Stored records
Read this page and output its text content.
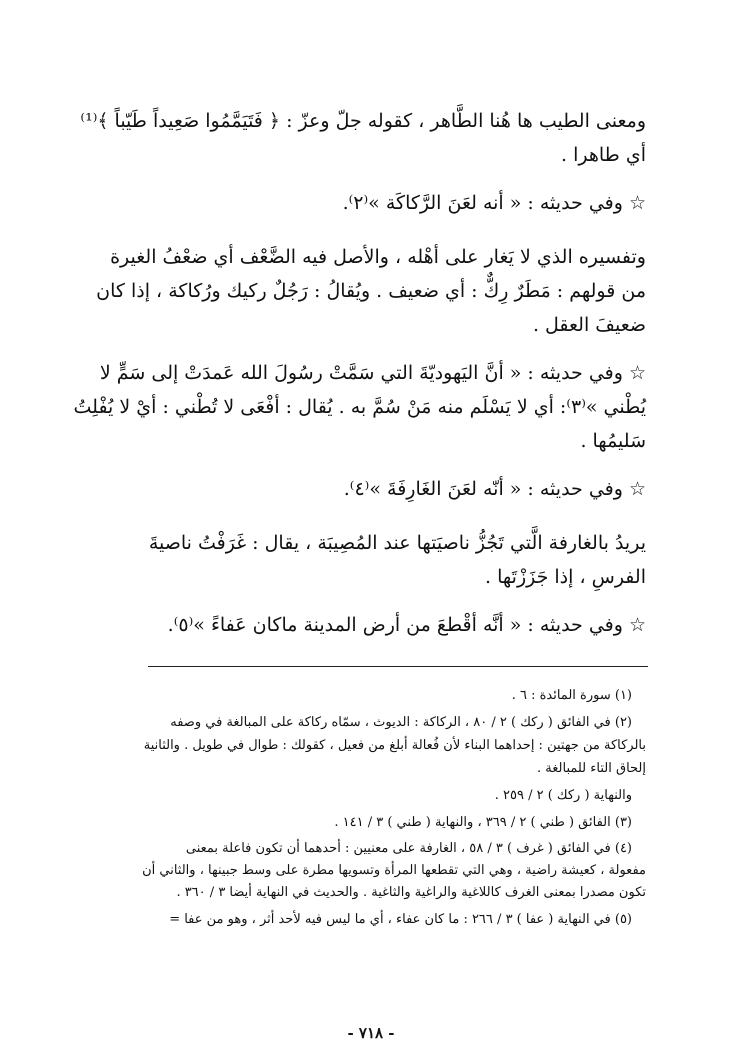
ومعنى الطيب ها هُنا الطَّاهر ، كقوله جلّ وعزّ : ﴿ فَتَيَمَّمُوا صَعِيداً طَيّباً ﴾⁽¹⁾
أي طاهرا .
☆ وفي حديثه : « أنه لعَنَ الرَّكاكَة »⁽٢⁾.
وتفسيره الذي لا يَغار على أهْله ، والأصل فيه الضَّعْف أي ضعْفُ الغيرة
من قولهم : مَطَرٌ رِكٌّ : أي ضعيف . ويُقالُ : رَجُلٌ ركيك ورُكاكة ، إذا كان
ضعيفَ العقل .
☆ وفي حديثه : « أنَّ اليَهوديّةَ التي سَمَّتْ رسُولَ الله عَمدَتْ إلى سَمٍّ لا
يُطْني »⁽٣⁾: أي لا يَسْلَم منه مَنْ سُمَّ به . يُقال : أفْعَى لا تُطْني : أيْ لا يُفْلِتُ
سَليمُها .
☆ وفي حديثه : « أنّه لعَنَ الغَارِفَةَ »⁽٤⁾.
يريدُ بالغارفة الَّتي تَجُزُّ ناصيَتها عند المُصِيبَة ، يقال : غَرَفْتُ ناصيةَ
الفرسِ ، إذا جَزَزْتَها .
☆ وفي حديثه : « أنَّه أقْطعَ من أرض المدينة ماكان عَفاءً »⁽٥⁾.
(١) سورة المائدة : ٦ .
(٢) في الفائق ( ركك ) ٢ / ٨٠ ، الركاكة : الديوث ، سمّاه ركاكة على المبالغة في وصفه
بالركاكة من جهتين : إحداهما البناء لأن فُعالة أبلغ من فعيل ، كقولك : طوال في طويل . والثانية
إلحاق التاء للمبالغة .
والنهاية ( ركك ) ٢ / ٢٥٩ .
(٣) الفائق ( طني ) ٢ / ٣٦٩ ، والنهاية ( طني ) ٣ / ١٤١ .
(٤) في الفائق ( غرف ) ٣ / ٥٨ ، الغارفة على معنيين : أحدهما أن تكون فاعلة بمعنى
مفعولة ، كعيشة راضية ، وهي التي تقطعها المرأة وتسويها مطرة على وسط جبينها ، والثاني أن
تكون مصدرا بمعنى الغرف كاللاغية والراغية والثاغية . والحديث في النهاية أيضا ٣ / ٣٦٠ .
(٥) في النهاية ( عفا ) ٣ / ٢٦٦ : ما كان عفاء ، أي ما ليس فيه لأحد أثر ، وهو من عفا =
- ٧١٨ -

### [Goal]
Read the entries above, then pull out the lines that include "الفائق".

### [Worked solution]
(٢) في الفائق ( ركك ) ٢ / ٨٠ ، الركاكة : الديوث ، سمّاه ركاكة على المبالغة في وصفه
(٣) الفائق ( طني ) ٢ / ٣٦٩ ، والنهاية ( طني ) ٣ / ١٤١ .
(٤) في الفائق ( غرف ) ٣ / ٥٨ ، الغارفة على معنيين : أحدهما أن تكون فاعلة بمعنى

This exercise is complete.